Some records

********************

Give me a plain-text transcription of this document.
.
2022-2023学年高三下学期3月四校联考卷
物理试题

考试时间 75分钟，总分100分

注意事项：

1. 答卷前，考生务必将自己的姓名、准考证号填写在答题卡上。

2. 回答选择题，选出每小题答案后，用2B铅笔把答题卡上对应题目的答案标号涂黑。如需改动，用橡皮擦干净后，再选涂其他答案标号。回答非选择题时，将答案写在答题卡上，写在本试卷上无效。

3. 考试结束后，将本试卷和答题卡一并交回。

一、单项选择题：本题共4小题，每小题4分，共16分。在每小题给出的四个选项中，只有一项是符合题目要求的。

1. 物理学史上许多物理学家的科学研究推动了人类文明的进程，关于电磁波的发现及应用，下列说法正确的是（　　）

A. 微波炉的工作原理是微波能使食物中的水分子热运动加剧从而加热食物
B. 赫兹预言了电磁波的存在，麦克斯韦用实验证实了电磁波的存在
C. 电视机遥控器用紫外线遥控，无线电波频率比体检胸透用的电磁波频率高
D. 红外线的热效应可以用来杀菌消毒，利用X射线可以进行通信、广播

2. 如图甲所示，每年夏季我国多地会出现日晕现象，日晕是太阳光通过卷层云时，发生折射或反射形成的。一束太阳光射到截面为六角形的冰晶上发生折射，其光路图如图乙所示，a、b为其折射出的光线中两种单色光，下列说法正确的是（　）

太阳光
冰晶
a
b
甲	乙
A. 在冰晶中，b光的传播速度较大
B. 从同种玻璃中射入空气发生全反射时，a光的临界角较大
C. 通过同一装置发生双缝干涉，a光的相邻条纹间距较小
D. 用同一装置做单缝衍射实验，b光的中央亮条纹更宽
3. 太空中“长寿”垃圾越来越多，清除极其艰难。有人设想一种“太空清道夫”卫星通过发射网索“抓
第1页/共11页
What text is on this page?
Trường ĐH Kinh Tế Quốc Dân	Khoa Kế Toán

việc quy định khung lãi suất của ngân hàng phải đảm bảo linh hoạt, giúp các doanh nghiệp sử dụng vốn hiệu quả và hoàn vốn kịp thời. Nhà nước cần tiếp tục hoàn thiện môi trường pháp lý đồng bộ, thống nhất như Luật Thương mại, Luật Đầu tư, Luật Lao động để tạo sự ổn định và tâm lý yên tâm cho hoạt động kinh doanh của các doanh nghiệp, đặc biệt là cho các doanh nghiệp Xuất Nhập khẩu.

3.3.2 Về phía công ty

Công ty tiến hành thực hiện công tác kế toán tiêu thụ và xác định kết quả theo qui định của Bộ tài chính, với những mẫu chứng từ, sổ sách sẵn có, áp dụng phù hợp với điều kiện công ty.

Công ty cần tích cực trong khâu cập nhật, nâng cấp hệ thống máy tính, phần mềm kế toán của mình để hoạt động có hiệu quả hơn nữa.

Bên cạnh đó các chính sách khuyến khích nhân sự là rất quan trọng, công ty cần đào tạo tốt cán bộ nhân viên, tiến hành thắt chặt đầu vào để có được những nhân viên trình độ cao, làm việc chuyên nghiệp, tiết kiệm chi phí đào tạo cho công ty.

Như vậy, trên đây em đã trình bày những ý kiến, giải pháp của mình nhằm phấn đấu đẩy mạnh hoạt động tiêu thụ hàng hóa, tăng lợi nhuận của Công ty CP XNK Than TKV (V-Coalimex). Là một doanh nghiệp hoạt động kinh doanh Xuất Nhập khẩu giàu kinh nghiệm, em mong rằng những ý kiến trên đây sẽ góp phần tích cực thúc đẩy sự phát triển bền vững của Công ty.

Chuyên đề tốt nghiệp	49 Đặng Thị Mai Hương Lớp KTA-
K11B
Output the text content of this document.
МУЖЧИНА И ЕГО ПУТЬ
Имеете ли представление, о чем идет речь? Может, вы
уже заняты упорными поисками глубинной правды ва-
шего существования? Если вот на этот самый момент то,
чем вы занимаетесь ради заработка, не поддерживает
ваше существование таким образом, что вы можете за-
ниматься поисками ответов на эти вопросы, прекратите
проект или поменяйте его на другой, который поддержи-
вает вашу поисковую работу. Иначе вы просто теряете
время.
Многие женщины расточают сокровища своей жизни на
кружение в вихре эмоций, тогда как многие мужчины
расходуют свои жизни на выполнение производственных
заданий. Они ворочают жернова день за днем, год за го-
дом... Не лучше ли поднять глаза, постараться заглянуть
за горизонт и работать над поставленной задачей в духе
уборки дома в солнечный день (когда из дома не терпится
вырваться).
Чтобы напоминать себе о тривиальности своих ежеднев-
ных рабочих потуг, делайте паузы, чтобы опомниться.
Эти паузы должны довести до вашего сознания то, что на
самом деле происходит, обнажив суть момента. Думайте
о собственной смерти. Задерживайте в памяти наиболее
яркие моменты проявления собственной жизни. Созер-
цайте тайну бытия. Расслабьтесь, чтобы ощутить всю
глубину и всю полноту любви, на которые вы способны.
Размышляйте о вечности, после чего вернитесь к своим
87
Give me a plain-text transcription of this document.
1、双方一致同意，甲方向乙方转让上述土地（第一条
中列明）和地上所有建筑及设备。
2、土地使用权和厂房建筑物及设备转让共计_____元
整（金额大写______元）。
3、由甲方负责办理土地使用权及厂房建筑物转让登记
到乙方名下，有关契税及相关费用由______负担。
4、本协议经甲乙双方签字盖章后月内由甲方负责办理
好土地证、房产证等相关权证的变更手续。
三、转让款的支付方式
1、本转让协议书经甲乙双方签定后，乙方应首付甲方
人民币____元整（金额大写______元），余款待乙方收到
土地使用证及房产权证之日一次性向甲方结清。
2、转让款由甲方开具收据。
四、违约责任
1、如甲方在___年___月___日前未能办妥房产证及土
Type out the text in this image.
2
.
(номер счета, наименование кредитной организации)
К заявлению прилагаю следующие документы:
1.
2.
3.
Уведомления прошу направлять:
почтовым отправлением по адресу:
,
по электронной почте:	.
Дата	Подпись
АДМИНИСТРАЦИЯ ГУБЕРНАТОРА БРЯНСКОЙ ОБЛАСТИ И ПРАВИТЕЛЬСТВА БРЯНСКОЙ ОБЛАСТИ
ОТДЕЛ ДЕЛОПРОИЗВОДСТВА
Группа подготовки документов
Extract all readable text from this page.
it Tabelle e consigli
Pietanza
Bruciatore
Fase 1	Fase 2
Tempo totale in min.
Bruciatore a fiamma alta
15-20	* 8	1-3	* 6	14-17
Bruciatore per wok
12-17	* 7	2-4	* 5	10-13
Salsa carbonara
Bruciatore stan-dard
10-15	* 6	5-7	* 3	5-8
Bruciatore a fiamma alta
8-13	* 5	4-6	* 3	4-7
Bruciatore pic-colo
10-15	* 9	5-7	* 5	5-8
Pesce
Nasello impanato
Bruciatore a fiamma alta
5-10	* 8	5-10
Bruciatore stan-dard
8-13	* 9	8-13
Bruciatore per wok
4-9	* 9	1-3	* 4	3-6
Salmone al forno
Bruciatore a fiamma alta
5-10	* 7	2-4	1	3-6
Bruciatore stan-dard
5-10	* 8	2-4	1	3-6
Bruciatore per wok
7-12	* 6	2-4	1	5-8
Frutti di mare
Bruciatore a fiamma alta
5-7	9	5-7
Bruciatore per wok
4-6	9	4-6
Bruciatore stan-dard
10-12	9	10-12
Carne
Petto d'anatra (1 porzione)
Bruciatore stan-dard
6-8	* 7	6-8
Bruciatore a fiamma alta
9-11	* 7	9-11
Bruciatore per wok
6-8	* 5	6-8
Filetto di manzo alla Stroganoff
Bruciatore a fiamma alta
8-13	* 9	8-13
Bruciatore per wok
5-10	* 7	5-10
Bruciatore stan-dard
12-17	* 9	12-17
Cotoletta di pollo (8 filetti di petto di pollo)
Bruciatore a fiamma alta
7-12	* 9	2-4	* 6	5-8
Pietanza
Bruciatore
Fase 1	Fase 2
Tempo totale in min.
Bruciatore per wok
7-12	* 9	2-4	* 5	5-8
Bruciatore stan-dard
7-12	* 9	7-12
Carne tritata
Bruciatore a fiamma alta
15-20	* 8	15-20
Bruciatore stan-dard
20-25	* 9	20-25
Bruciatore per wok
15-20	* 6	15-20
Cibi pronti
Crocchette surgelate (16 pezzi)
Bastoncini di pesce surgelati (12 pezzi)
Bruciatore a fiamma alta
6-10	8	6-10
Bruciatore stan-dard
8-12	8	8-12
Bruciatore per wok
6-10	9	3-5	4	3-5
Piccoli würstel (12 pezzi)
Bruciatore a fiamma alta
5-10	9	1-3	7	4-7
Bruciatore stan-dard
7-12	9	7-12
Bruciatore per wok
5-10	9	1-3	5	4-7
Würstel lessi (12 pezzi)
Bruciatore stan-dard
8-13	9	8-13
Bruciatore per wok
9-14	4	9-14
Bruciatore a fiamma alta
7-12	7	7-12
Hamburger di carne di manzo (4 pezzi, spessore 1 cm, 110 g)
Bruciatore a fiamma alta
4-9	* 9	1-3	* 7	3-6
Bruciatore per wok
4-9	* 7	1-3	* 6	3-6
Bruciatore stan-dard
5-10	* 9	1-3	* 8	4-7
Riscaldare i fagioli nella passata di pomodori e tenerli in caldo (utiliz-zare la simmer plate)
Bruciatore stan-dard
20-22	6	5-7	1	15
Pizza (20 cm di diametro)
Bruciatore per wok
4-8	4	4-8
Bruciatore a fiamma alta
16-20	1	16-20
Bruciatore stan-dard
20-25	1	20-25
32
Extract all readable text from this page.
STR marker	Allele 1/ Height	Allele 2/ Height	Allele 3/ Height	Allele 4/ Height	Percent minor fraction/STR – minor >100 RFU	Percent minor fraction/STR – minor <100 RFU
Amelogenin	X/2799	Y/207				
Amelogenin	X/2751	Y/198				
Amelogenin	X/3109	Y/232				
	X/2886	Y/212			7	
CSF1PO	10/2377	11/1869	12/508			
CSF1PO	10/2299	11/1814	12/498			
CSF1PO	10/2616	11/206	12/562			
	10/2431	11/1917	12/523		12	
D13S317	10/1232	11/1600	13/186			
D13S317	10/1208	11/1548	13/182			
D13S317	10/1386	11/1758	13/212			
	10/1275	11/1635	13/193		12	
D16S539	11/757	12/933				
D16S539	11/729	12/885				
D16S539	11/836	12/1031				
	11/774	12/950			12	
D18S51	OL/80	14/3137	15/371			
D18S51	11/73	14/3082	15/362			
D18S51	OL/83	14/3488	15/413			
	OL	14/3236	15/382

********************

_Problem details_
Find every line that has "паузы" in it, then return those lines.

_Solution_
ных рабочих потуг, делайте паузы, чтобы опомниться.
Эти паузы должны довести до вашего сознания то, что на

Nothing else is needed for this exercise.